WRITTEN REQUEST:
Pick out the lines in the listing below that contain the word "title" and copy them.

(Figure data in JSON)
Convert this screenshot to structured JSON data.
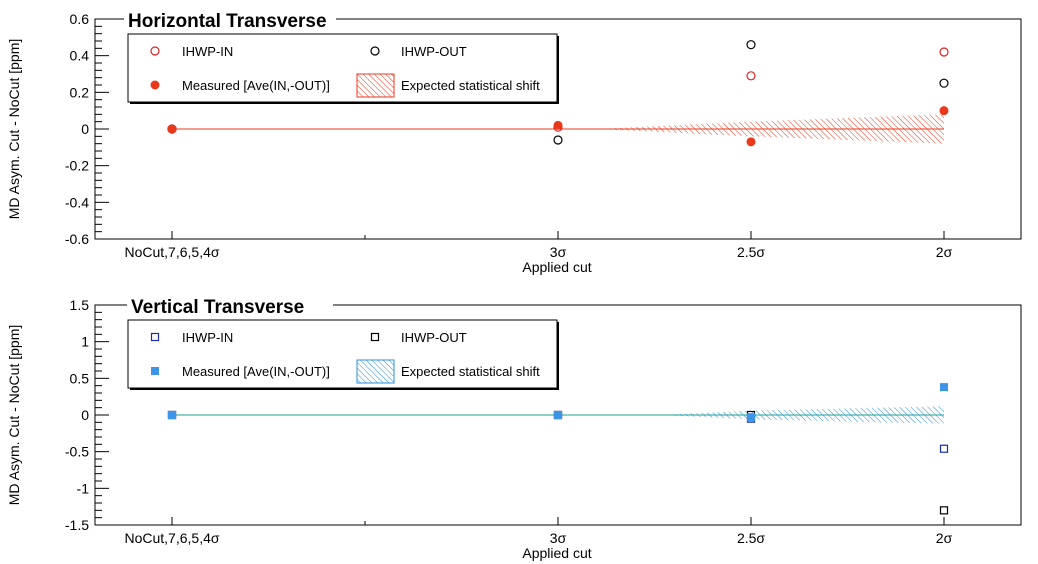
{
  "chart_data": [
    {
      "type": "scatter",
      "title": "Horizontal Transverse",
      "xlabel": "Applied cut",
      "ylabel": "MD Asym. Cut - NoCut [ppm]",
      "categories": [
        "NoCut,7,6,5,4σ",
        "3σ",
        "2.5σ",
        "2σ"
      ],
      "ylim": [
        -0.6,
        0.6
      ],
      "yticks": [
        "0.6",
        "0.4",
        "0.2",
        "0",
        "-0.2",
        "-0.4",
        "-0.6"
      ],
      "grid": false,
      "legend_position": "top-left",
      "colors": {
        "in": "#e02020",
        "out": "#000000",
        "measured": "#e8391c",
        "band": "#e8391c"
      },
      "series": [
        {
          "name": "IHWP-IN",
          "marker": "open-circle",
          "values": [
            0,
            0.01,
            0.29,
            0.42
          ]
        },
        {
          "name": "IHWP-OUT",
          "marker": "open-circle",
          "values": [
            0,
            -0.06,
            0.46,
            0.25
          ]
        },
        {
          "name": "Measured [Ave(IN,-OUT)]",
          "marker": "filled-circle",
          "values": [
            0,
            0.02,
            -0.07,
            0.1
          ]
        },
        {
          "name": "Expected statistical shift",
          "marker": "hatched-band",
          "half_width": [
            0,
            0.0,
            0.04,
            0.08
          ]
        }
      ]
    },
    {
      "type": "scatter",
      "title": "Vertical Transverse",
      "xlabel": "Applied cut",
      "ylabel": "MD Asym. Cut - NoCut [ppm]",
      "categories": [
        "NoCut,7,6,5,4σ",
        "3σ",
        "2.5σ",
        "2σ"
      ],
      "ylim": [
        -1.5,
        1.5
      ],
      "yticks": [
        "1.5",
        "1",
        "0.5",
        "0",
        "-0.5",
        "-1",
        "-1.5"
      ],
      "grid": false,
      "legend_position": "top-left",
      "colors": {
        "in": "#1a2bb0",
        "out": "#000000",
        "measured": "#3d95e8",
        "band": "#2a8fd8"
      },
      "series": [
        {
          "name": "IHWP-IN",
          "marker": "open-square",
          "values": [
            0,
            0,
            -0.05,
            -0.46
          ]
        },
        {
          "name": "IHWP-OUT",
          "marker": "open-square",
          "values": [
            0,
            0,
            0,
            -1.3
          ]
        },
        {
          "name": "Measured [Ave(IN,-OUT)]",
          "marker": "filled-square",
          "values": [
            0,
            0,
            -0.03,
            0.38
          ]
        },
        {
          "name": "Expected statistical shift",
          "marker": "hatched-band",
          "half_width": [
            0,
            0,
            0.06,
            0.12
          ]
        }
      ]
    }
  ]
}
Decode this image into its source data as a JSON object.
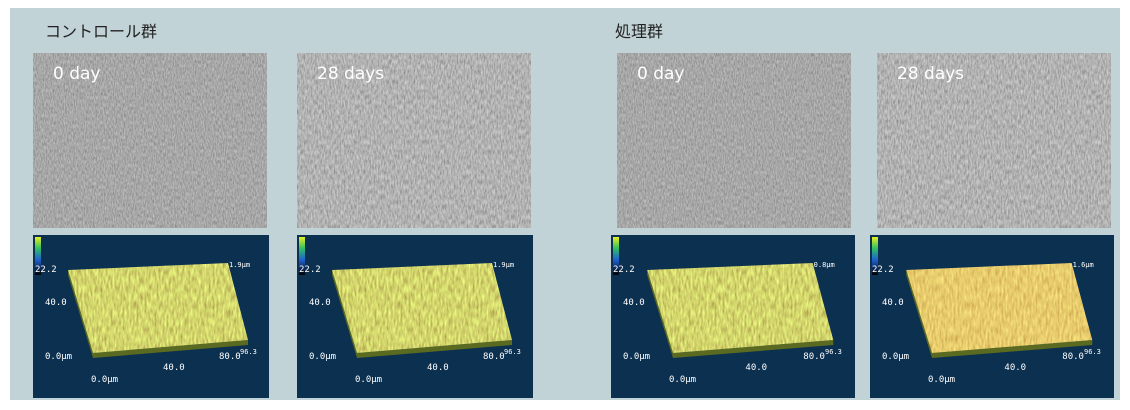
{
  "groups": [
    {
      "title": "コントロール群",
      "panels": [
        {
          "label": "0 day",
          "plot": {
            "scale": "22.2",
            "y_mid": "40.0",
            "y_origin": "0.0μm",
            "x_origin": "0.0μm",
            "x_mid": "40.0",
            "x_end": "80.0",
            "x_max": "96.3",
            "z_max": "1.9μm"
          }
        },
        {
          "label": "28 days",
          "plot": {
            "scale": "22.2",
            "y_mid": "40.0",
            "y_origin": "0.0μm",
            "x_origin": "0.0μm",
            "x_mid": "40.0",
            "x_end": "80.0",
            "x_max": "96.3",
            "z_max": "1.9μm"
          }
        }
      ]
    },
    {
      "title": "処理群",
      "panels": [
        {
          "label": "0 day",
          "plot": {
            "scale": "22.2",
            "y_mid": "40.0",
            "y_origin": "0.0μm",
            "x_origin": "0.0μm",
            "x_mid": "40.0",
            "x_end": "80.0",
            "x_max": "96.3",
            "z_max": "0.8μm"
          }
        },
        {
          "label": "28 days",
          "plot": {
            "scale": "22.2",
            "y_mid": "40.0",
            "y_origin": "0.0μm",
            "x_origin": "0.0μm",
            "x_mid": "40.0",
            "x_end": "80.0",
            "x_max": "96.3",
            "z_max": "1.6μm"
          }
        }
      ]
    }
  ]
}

EXERCISE RESULT:
      "title": "Horizontal Transverse",
      "title": "Vertical Transverse",
      "title": "コントロール群",
      "title": "処理群",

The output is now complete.